------ 제공된 발췌문 ------
이 문서에서는 서버리스 방식으로 수십억 개의 객체에 작업을 실행할 수 있는 Cloud Storage 기능인 스토리지 일괄 작업을 설명합니다. 스토리지 일괄 작업을 사용하면 수십억 개의 객체에 대한 대규모 API 작업을 자동화하여 각 요청에 대한 스크립트를 작성하고 유지하는 데 필요한 개발 시간을 줄일 수 있습니다.
스토리지 일괄 작업을 사용하면 객체 유지, 객체 삭제, 객체 메타데이터 업데이트, 객체 재작성과 같은 네 가지 변환 중 하나를 여러 객체에 한 번에 실행할 수 있습니다. 스토리지 일괄 작업을 사용하려면 어떤 객체에 어떤 변환을 적용해야 하는지 정의하는 작업 구성을 만듭니다.
일괄 작업을 만들면 요청의 상태를 나타내는 장기 실행 작업(LRO)이 반환됩니다. 요청에 지정된 모든 객체에 변환이 적용되었는지 여부를 나타냅니다.
이점
확장성: 단일 스토리지 일괄 작업으로 수백만 개의 객체에서 변환을 실행합니다.
------ 추출 자료 ------
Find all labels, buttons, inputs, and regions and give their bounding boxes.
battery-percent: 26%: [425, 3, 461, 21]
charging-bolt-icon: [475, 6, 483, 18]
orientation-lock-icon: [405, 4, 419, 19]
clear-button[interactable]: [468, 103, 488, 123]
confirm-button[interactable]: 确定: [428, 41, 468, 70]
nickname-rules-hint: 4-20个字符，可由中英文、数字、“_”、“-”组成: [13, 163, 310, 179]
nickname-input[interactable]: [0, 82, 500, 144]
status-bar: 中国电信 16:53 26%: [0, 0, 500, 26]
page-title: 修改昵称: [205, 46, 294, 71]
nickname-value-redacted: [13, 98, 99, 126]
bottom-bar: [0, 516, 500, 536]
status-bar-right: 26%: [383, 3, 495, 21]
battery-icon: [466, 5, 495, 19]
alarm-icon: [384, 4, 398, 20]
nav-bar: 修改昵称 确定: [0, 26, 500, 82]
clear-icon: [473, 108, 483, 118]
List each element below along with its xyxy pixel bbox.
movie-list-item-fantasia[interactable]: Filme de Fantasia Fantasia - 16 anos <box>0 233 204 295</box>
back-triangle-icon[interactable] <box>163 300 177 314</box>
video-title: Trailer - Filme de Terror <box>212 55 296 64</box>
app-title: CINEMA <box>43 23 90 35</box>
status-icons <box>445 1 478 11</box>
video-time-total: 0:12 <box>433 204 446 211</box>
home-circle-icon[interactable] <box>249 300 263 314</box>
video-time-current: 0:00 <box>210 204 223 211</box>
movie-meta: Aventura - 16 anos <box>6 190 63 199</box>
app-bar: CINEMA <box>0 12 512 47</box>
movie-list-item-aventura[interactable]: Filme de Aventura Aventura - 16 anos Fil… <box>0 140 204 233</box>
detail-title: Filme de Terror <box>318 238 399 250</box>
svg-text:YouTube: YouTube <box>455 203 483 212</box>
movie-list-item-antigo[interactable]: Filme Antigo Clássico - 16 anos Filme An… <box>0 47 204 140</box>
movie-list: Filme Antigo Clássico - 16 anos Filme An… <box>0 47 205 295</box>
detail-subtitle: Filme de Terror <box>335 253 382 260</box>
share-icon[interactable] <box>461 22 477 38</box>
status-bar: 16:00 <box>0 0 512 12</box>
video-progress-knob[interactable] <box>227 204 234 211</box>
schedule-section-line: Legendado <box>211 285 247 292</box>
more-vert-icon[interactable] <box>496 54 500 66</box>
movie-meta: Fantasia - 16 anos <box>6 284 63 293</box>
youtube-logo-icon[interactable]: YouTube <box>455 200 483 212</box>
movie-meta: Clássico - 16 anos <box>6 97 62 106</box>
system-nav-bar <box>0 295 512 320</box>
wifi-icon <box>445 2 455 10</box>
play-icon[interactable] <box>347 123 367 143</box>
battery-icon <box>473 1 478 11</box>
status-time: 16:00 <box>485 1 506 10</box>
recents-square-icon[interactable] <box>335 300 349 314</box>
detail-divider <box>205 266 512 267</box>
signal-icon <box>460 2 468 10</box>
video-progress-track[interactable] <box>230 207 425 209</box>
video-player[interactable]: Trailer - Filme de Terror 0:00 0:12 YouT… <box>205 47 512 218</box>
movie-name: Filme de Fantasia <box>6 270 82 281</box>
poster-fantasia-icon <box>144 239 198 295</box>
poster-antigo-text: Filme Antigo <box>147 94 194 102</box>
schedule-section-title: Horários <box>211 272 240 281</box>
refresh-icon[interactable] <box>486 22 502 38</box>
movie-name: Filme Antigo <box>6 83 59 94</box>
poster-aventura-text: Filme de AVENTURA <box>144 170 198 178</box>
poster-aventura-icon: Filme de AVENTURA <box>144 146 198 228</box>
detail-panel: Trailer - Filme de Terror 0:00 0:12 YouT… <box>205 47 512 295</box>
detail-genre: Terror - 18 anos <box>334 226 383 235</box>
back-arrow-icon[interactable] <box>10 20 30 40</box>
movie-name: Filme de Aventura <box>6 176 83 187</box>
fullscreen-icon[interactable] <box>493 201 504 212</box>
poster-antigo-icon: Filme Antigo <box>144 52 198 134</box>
------
------ 추출 자료 ------
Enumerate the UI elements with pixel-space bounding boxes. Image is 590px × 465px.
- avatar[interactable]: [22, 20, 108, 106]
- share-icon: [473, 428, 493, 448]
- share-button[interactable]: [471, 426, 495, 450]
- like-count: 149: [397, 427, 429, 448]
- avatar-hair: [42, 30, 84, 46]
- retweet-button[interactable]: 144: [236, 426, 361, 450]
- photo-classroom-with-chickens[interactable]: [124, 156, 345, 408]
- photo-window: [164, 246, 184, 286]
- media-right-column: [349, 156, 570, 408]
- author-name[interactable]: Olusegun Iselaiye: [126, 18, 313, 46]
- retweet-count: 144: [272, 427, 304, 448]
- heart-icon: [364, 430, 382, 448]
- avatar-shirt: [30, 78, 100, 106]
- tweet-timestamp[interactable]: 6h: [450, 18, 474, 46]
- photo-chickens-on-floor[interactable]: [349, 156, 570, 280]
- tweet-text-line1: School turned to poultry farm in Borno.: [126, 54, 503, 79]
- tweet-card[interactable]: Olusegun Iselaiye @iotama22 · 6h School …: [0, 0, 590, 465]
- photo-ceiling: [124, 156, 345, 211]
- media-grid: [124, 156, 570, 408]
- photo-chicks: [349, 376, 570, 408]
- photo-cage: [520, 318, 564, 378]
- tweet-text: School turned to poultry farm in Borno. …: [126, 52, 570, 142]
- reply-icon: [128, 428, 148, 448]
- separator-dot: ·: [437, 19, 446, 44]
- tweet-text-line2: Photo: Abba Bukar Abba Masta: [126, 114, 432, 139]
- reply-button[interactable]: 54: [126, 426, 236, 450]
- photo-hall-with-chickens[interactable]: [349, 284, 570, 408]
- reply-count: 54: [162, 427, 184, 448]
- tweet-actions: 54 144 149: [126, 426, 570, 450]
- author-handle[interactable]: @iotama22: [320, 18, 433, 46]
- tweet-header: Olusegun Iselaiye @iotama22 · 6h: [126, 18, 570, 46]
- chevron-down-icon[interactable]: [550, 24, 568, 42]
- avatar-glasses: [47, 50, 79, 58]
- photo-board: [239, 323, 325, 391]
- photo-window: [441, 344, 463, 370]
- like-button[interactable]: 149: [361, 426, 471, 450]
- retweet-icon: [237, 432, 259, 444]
------
## 할 일
**1.** 발췌문에서 "스토리지 일괄 작업을 사용하면 객체 유지"로 시작하는 단락을 핵심 사실은 살리고 목록 형태로 간추려 다시 쓰세요.
**2.** 목록에서 "Find all labels, buttons, inputs, and"라는 문구가 있는 줄부터 "163, 310, 179]"라는 문구가 있는 줄까지를 "icon" 자리에 "symbol" 표현을 넣어 수정하세요. 나머지는 바꾸지 마세요.

## 실습 결과
**1.**
- 스토리지 일괄 작업은 네 가지 변환 중 하나를 여러 객체에 한 번에 실행합니다.
- 네 가지 변환은 객체 유지, 객체 삭제, 객체 메타데이터 업데이트, 객체 재작성입니다.
- 사용하려면 어떤 객체에 어떤 변환을 적용할지 정의하는 작업 구성을 만듭니다.

**2.**
Find all labels, buttons, inputs, and regions and give their bounding boxes.
battery-percent: 26%: [425, 3, 461, 21]
charging-bolt-symbol: [475, 6, 483, 18]
orientation-lock-symbol: [405, 4, 419, 19]
clear-button[interactable]: [468, 103, 488, 123]
confirm-button[interactable]: 确定: [428, 41, 468, 70]
nickname-rules-hint: 4-20个字符，可由中英文、数字、“_”、“-”组成: [13, 163, 310, 179]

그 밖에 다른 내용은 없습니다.